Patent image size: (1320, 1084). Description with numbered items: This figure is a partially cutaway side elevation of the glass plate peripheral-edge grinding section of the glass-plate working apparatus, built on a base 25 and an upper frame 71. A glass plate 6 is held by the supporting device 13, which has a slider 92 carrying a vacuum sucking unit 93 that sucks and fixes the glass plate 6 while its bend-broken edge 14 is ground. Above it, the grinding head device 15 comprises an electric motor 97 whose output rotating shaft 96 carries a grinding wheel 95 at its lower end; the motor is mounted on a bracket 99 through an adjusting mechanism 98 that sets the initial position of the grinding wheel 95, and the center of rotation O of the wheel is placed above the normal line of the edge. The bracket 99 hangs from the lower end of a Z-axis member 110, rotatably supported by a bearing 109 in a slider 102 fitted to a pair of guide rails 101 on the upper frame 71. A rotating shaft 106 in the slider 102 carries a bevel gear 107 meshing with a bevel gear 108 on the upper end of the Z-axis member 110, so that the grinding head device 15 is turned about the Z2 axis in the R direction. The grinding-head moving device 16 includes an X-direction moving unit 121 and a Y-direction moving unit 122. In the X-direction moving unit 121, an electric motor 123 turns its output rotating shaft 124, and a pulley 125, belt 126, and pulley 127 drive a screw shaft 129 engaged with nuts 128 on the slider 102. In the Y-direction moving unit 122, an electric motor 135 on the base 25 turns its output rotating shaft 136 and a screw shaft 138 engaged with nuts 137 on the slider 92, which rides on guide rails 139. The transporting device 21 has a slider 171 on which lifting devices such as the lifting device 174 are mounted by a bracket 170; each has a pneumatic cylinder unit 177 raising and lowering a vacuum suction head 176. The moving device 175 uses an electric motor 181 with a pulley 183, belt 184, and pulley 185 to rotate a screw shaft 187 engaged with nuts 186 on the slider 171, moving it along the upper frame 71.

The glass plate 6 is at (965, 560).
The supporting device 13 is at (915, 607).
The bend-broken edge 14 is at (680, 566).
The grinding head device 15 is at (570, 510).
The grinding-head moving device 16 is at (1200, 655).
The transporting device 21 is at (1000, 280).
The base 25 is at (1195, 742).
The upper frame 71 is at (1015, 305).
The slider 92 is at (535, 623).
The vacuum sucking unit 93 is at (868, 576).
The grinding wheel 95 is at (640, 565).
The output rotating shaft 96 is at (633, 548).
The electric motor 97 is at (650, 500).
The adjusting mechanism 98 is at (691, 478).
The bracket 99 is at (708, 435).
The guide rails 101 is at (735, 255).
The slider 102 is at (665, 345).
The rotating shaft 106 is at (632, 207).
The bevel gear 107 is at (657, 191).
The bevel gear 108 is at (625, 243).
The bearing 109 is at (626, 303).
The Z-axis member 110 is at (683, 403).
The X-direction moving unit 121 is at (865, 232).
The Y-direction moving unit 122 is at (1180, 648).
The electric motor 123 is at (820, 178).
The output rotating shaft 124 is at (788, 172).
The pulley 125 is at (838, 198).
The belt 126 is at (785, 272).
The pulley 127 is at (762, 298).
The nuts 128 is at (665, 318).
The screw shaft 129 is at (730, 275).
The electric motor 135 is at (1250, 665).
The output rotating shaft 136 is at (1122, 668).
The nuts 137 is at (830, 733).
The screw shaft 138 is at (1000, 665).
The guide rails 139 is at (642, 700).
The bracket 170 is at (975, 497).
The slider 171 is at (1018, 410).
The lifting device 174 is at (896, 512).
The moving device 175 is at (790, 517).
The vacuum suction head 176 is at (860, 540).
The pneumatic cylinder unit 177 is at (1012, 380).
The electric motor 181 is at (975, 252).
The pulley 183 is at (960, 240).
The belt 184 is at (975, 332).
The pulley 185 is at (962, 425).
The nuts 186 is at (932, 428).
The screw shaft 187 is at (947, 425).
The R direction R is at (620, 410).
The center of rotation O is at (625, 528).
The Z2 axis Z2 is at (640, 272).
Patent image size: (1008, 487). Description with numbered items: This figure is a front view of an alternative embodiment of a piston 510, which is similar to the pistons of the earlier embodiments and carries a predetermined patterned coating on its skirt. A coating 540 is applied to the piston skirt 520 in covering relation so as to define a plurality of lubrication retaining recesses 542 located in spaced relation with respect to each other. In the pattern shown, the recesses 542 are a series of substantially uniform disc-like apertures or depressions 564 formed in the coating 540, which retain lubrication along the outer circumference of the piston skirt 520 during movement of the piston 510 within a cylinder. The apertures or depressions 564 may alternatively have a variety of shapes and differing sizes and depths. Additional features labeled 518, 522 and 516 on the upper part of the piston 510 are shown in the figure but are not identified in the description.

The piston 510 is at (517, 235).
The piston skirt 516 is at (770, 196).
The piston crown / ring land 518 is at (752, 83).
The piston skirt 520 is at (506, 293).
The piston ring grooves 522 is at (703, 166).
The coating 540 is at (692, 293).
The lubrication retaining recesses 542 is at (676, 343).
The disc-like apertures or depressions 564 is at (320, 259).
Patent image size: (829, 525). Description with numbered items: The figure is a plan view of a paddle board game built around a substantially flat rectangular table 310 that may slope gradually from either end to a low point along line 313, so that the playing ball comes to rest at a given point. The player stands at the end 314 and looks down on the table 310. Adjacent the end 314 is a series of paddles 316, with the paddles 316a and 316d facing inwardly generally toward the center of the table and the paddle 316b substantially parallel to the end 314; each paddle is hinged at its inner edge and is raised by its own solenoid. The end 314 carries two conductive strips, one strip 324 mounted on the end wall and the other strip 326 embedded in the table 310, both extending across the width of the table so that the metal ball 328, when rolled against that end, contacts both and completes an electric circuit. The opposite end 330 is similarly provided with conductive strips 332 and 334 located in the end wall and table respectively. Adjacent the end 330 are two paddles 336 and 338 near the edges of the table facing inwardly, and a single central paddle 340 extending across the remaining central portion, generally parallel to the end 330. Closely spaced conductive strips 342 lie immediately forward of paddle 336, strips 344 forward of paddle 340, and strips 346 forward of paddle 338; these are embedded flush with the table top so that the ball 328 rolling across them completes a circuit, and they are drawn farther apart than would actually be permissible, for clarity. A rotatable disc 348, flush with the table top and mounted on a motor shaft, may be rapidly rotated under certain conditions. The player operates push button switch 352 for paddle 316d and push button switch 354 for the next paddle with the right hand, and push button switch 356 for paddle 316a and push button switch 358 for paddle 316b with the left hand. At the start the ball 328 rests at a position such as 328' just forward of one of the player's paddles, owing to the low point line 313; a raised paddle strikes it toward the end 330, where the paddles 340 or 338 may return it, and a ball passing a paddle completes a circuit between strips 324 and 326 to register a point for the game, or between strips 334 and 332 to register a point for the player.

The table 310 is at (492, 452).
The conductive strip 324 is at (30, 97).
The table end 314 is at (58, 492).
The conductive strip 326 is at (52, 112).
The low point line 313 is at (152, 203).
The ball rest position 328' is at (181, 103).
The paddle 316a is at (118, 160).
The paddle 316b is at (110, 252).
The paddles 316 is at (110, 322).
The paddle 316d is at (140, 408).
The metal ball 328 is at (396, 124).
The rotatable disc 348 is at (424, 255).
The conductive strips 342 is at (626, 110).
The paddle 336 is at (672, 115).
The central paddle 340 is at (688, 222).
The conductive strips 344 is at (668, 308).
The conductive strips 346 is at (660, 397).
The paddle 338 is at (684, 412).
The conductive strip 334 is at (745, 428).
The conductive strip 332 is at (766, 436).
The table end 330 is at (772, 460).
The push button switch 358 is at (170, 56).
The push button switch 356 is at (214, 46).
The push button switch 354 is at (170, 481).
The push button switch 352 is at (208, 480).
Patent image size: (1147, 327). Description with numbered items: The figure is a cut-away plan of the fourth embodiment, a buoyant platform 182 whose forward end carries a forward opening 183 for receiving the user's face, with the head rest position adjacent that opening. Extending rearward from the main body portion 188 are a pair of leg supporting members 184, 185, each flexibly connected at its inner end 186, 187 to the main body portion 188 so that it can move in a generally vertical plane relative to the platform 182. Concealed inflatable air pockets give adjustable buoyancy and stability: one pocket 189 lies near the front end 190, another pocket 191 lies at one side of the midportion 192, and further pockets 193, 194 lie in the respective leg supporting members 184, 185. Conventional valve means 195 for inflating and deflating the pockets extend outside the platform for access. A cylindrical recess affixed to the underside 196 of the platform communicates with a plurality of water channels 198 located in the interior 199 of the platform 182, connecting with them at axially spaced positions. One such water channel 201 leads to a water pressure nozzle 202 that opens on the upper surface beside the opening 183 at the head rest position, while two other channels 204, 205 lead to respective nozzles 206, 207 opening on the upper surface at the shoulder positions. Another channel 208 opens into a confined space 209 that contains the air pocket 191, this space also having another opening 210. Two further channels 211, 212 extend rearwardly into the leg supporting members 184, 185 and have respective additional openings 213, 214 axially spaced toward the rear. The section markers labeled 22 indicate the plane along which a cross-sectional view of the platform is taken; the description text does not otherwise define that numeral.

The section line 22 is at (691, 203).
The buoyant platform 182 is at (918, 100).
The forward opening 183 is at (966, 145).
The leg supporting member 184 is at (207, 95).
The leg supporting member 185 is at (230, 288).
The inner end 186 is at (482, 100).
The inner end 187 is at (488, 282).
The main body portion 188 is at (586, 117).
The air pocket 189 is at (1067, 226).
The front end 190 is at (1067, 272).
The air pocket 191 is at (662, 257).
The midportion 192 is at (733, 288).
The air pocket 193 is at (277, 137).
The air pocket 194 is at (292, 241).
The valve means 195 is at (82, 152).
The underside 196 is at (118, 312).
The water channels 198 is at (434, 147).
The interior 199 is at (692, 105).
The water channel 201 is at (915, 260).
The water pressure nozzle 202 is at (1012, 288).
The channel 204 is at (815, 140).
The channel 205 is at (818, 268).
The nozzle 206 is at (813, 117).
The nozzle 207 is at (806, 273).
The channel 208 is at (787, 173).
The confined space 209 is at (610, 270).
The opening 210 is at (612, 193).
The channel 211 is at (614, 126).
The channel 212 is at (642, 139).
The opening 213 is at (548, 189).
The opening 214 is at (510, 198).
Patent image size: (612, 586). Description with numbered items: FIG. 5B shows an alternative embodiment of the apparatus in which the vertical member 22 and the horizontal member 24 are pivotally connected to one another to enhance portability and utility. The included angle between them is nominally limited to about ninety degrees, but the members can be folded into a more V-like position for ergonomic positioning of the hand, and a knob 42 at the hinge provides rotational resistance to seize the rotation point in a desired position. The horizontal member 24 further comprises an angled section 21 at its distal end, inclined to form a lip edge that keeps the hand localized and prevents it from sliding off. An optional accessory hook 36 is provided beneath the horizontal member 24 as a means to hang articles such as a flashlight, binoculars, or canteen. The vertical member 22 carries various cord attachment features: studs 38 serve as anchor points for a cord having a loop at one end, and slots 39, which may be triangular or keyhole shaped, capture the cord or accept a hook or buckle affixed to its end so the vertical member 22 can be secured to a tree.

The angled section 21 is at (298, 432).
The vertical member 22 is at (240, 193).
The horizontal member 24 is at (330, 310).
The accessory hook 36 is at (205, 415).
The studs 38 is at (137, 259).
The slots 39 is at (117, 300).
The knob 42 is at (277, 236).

________________________________________

The request ▸ Turn the stretch of the records from the line containing "Patent image size: (1008, 487)." through the line containing "The piston 510 is at (517, 235)." into a Markdown table with the columns Row and Line. Put each line in its own numbered row and leave out blank lines.

Solved problem ▸
| Row | Line |
|---|---|
| 1 | Patent image size: (1008, 487). Description with numbered items: This figure is a front view of an alternative embodiment of a piston 510, which is similar to the pistons of the earlier embodiments and carries a predetermined patterned coating on its skirt. A coating 540 is applied to the piston skirt 520 in covering relation so as to define a plurality of lubrication retaining recesses 542 located in spaced relation with respect to each other. In the pattern shown, the recesses 542 are a series of substantially uniform disc-like apertures or depressions 564 formed in the coating 540, which retain lubrication along the outer circumference of the piston skirt 520 during movement of the piston 510 within a cylinder. The apertures or depressions 564 may alternatively have a variety of shapes and differing sizes and depths. Additional features labeled 518, 522 and 516 on the upper part of the piston 510 are shown in the figure but are not identified in the description. |
| 2 | The piston 510 is at (517, 235). |